Collected data
..............................

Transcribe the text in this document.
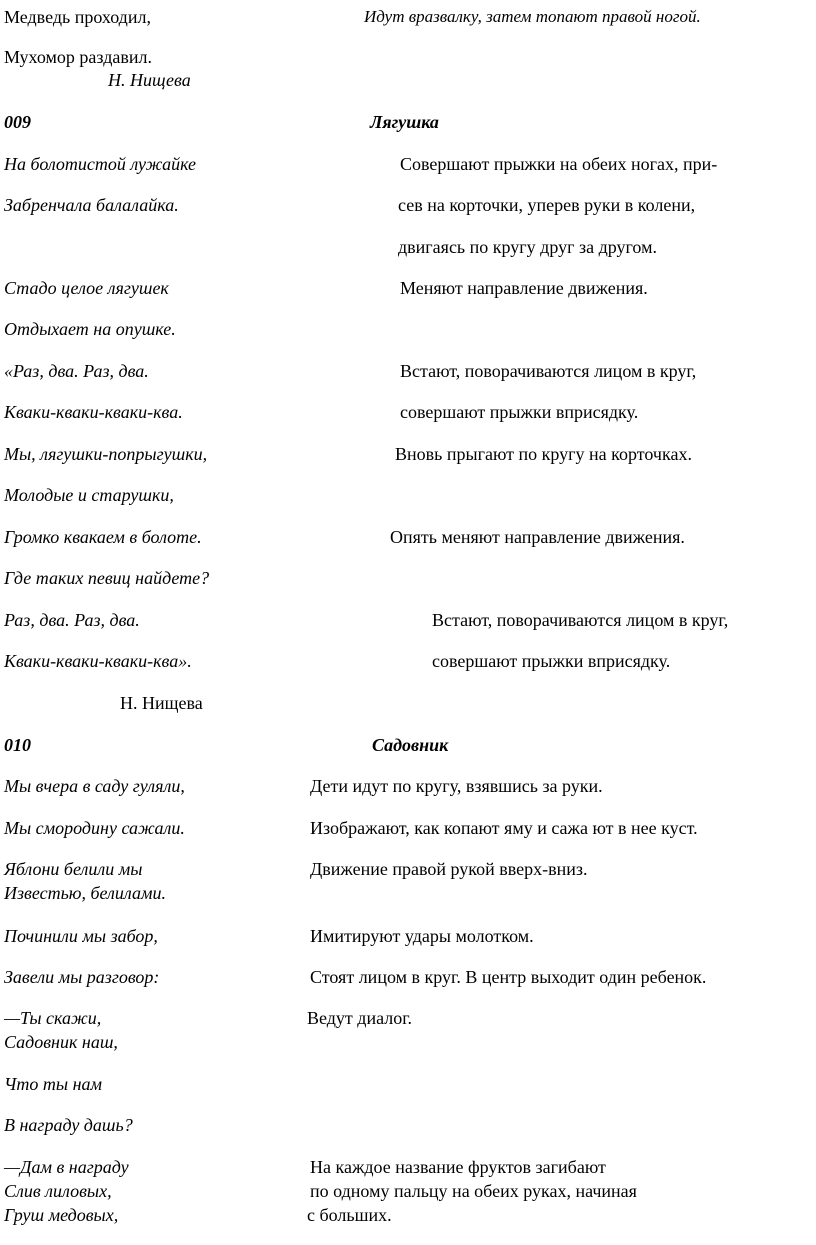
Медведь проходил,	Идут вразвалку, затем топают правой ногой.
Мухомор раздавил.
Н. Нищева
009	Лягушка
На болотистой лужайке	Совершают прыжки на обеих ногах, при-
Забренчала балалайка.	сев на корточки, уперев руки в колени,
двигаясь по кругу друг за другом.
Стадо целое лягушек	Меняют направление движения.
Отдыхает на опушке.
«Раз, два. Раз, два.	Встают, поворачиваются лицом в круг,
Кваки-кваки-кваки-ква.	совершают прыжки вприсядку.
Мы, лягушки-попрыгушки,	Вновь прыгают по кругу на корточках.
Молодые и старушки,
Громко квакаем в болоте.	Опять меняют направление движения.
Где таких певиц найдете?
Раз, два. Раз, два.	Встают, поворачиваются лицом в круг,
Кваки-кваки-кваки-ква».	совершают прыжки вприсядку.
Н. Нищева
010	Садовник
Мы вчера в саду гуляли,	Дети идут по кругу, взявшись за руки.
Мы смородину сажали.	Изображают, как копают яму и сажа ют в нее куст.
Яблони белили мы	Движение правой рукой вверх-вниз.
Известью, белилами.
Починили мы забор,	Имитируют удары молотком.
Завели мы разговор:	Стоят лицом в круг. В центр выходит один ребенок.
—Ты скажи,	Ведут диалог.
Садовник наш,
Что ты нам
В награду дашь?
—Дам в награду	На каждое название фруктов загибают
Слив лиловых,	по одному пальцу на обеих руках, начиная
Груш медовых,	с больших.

..............................

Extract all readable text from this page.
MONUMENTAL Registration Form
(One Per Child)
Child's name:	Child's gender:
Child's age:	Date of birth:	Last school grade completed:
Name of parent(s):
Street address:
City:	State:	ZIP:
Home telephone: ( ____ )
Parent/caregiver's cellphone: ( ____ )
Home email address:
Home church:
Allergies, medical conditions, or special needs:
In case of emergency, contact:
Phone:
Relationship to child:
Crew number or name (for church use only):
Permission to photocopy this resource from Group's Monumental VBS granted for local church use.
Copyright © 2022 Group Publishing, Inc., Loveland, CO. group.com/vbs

..............................

▶ Work to complete
Scan the listing above and identify each line holding the string "text"; copy every such line.

▶ Solution to this problem
Transcribe the text in this document.
Extract all readable text from this page.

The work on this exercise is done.